Copy each line holding the string "from".

━━━━

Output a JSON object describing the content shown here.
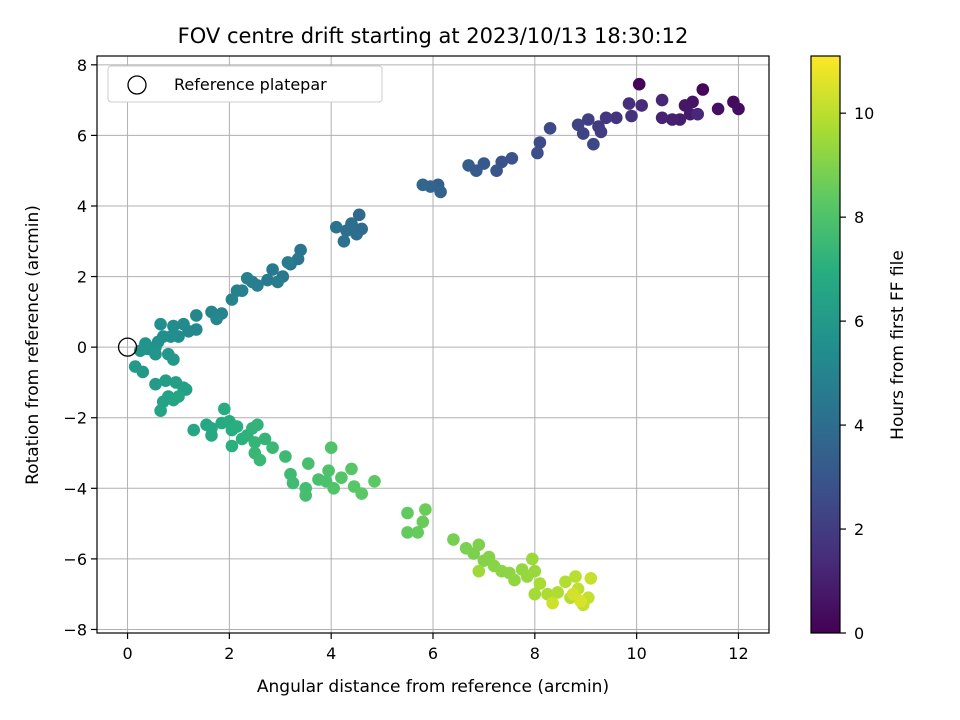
{
  "chart_data": {
    "type": "scatter",
    "title": "FOV centre drift starting at 2023/10/13 18:30:12",
    "xlabel": "Angular distance from reference (arcmin)",
    "ylabel": "Rotation from reference (arcmin)",
    "xlim": [
      -0.6,
      12.6
    ],
    "ylim": [
      -8.1,
      8.25
    ],
    "xticks": [
      0,
      2,
      4,
      6,
      8,
      10,
      12
    ],
    "yticks": [
      -8,
      -6,
      -4,
      -2,
      0,
      2,
      4,
      6,
      8
    ],
    "grid": true,
    "legend": {
      "position": "top-left",
      "label": "Reference platepar"
    },
    "reference_point": {
      "x": 0,
      "y": 0
    },
    "colorbar": {
      "label": "Hours from first FF file",
      "range": [
        0,
        11.1
      ],
      "ticks": [
        0,
        2,
        4,
        6,
        8,
        10
      ],
      "colormap": "viridis"
    },
    "colormap_stops": [
      "#440154",
      "#472c7a",
      "#3b518b",
      "#2c718e",
      "#21908d",
      "#27ad81",
      "#5cc863",
      "#aadc32",
      "#fde725"
    ],
    "points_columns": [
      "x",
      "y",
      "hours"
    ],
    "points": [
      [
        10.05,
        7.45,
        0.1
      ],
      [
        11.3,
        7.3,
        0.2
      ],
      [
        11.9,
        6.95,
        0.3
      ],
      [
        12.0,
        6.75,
        0.4
      ],
      [
        11.6,
        6.75,
        0.5
      ],
      [
        11.1,
        6.95,
        0.6
      ],
      [
        10.95,
        6.85,
        0.7
      ],
      [
        11.05,
        6.6,
        0.8
      ],
      [
        10.85,
        6.45,
        0.9
      ],
      [
        10.7,
        6.45,
        1.0
      ],
      [
        10.5,
        6.5,
        1.1
      ],
      [
        10.5,
        7.0,
        1.2
      ],
      [
        11.2,
        6.6,
        1.3
      ],
      [
        10.1,
        6.85,
        1.4
      ],
      [
        9.85,
        6.9,
        1.5
      ],
      [
        9.9,
        6.55,
        1.6
      ],
      [
        9.6,
        6.5,
        1.7
      ],
      [
        9.4,
        6.5,
        1.8
      ],
      [
        9.25,
        6.25,
        1.9
      ],
      [
        9.3,
        6.1,
        2.0
      ],
      [
        9.05,
        6.45,
        2.1
      ],
      [
        8.85,
        6.3,
        2.2
      ],
      [
        8.95,
        6.05,
        2.3
      ],
      [
        9.15,
        5.75,
        2.4
      ],
      [
        8.3,
        6.2,
        2.5
      ],
      [
        8.1,
        5.8,
        2.6
      ],
      [
        8.05,
        5.5,
        2.7
      ],
      [
        7.55,
        5.35,
        2.8
      ],
      [
        7.35,
        5.25,
        2.9
      ],
      [
        7.25,
        5.0,
        3.0
      ],
      [
        7.0,
        5.2,
        3.1
      ],
      [
        6.85,
        5.0,
        3.2
      ],
      [
        6.7,
        5.15,
        3.3
      ],
      [
        6.1,
        4.6,
        3.4
      ],
      [
        6.15,
        4.4,
        3.5
      ],
      [
        5.95,
        4.55,
        3.6
      ],
      [
        5.8,
        4.6,
        3.7
      ],
      [
        4.55,
        3.75,
        3.8
      ],
      [
        4.6,
        3.35,
        3.9
      ],
      [
        4.5,
        3.2,
        4.0
      ],
      [
        4.4,
        3.5,
        4.05
      ],
      [
        4.3,
        3.3,
        4.1
      ],
      [
        4.1,
        3.4,
        4.15
      ],
      [
        4.25,
        3.0,
        4.2
      ],
      [
        3.4,
        2.75,
        4.3
      ],
      [
        3.35,
        2.5,
        4.35
      ],
      [
        3.2,
        2.35,
        4.4
      ],
      [
        3.05,
        2.0,
        4.45
      ],
      [
        2.85,
        2.2,
        4.5
      ],
      [
        2.75,
        1.9,
        4.55
      ],
      [
        2.95,
        1.85,
        4.6
      ],
      [
        3.15,
        2.4,
        4.65
      ],
      [
        2.55,
        1.75,
        4.7
      ],
      [
        2.45,
        1.85,
        4.75
      ],
      [
        2.35,
        1.95,
        4.8
      ],
      [
        2.25,
        1.6,
        4.85
      ],
      [
        2.15,
        1.6,
        4.9
      ],
      [
        2.05,
        1.35,
        4.95
      ],
      [
        1.85,
        0.95,
        5.0
      ],
      [
        1.65,
        1.0,
        5.05
      ],
      [
        1.75,
        0.8,
        5.1
      ],
      [
        1.35,
        0.9,
        5.15
      ],
      [
        1.35,
        0.5,
        5.2
      ],
      [
        1.2,
        0.45,
        5.25
      ],
      [
        1.1,
        0.65,
        5.3
      ],
      [
        0.9,
        0.6,
        5.35
      ],
      [
        1.0,
        0.3,
        5.4
      ],
      [
        0.85,
        0.3,
        5.45
      ],
      [
        0.65,
        0.65,
        5.5
      ],
      [
        0.7,
        0.3,
        5.55
      ],
      [
        0.6,
        0.15,
        5.6
      ],
      [
        0.55,
        0.0,
        5.65
      ],
      [
        0.4,
        -0.05,
        5.7
      ],
      [
        0.35,
        0.1,
        5.75
      ],
      [
        0.25,
        -0.1,
        5.8
      ],
      [
        0.55,
        -0.2,
        5.85
      ],
      [
        0.8,
        -0.2,
        5.9
      ],
      [
        0.9,
        -0.35,
        5.95
      ],
      [
        0.15,
        -0.55,
        6.0
      ],
      [
        0.3,
        -0.7,
        6.05
      ],
      [
        0.55,
        -1.05,
        6.1
      ],
      [
        0.75,
        -0.95,
        6.15
      ],
      [
        0.95,
        -1.0,
        6.2
      ],
      [
        1.1,
        -1.15,
        6.25
      ],
      [
        1.15,
        -1.2,
        6.3
      ],
      [
        0.8,
        -1.4,
        6.35
      ],
      [
        0.7,
        -1.55,
        6.4
      ],
      [
        0.65,
        -1.8,
        6.45
      ],
      [
        0.9,
        -1.5,
        6.5
      ],
      [
        1.0,
        -1.4,
        6.55
      ],
      [
        1.3,
        -2.35,
        6.6
      ],
      [
        1.55,
        -2.2,
        6.65
      ],
      [
        1.65,
        -2.3,
        6.7
      ],
      [
        1.65,
        -2.5,
        6.75
      ],
      [
        1.85,
        -2.15,
        6.8
      ],
      [
        1.9,
        -1.75,
        6.85
      ],
      [
        2.0,
        -2.1,
        6.9
      ],
      [
        2.05,
        -2.35,
        6.95
      ],
      [
        2.15,
        -2.25,
        7.0
      ],
      [
        2.05,
        -2.8,
        7.05
      ],
      [
        2.25,
        -2.6,
        7.1
      ],
      [
        2.35,
        -2.5,
        7.15
      ],
      [
        2.45,
        -2.3,
        7.2
      ],
      [
        2.55,
        -2.2,
        7.25
      ],
      [
        2.7,
        -2.6,
        7.3
      ],
      [
        2.5,
        -2.7,
        7.35
      ],
      [
        2.5,
        -3.0,
        7.4
      ],
      [
        2.6,
        -3.2,
        7.45
      ],
      [
        2.85,
        -2.85,
        7.5
      ],
      [
        3.1,
        -3.1,
        7.55
      ],
      [
        3.2,
        -3.6,
        7.6
      ],
      [
        3.25,
        -3.85,
        7.65
      ],
      [
        3.5,
        -4.0,
        7.7
      ],
      [
        3.5,
        -4.2,
        7.75
      ],
      [
        3.55,
        -3.3,
        7.8
      ],
      [
        3.75,
        -3.75,
        7.85
      ],
      [
        3.9,
        -3.8,
        7.9
      ],
      [
        3.95,
        -3.5,
        7.95
      ],
      [
        4.0,
        -2.85,
        8.0
      ],
      [
        4.05,
        -4.0,
        8.05
      ],
      [
        4.2,
        -3.7,
        8.1
      ],
      [
        4.4,
        -3.45,
        8.15
      ],
      [
        4.45,
        -3.95,
        8.2
      ],
      [
        4.6,
        -4.15,
        8.25
      ],
      [
        4.85,
        -3.8,
        8.3
      ],
      [
        5.5,
        -4.7,
        8.4
      ],
      [
        5.5,
        -5.25,
        8.45
      ],
      [
        5.7,
        -5.25,
        8.5
      ],
      [
        5.8,
        -4.95,
        8.55
      ],
      [
        5.85,
        -4.6,
        8.6
      ],
      [
        6.4,
        -5.45,
        8.8
      ],
      [
        6.65,
        -5.7,
        8.85
      ],
      [
        6.8,
        -5.85,
        8.9
      ],
      [
        6.9,
        -5.6,
        8.95
      ],
      [
        7.0,
        -6.05,
        9.0
      ],
      [
        7.1,
        -5.95,
        9.05
      ],
      [
        7.2,
        -6.2,
        9.1
      ],
      [
        7.35,
        -6.35,
        9.15
      ],
      [
        7.5,
        -6.4,
        9.2
      ],
      [
        7.6,
        -6.6,
        9.25
      ],
      [
        7.75,
        -6.3,
        9.3
      ],
      [
        7.85,
        -6.5,
        9.35
      ],
      [
        8.0,
        -6.35,
        9.4
      ],
      [
        7.95,
        -6.0,
        9.45
      ],
      [
        6.9,
        -6.35,
        9.5
      ],
      [
        8.0,
        -7.0,
        9.6
      ],
      [
        8.1,
        -6.7,
        9.7
      ],
      [
        8.25,
        -7.0,
        9.75
      ],
      [
        8.45,
        -6.95,
        9.8
      ],
      [
        8.6,
        -6.65,
        9.85
      ],
      [
        8.7,
        -7.1,
        9.9
      ],
      [
        8.8,
        -6.5,
        9.95
      ],
      [
        8.85,
        -6.85,
        10.05
      ],
      [
        8.95,
        -7.3,
        10.1
      ],
      [
        9.05,
        -7.1,
        10.15
      ],
      [
        9.1,
        -6.55,
        10.2
      ],
      [
        8.35,
        -7.25,
        10.3
      ],
      [
        8.75,
        -7.0,
        10.4
      ],
      [
        8.9,
        -7.2,
        10.5
      ]
    ]
  }
}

━━━━

→ **Answer to the problem**
    "xlabel": "Angular distance from reference (arcmin)",
    "ylabel": "Rotation from reference (arcmin)",
      "label": "Hours from first FF file",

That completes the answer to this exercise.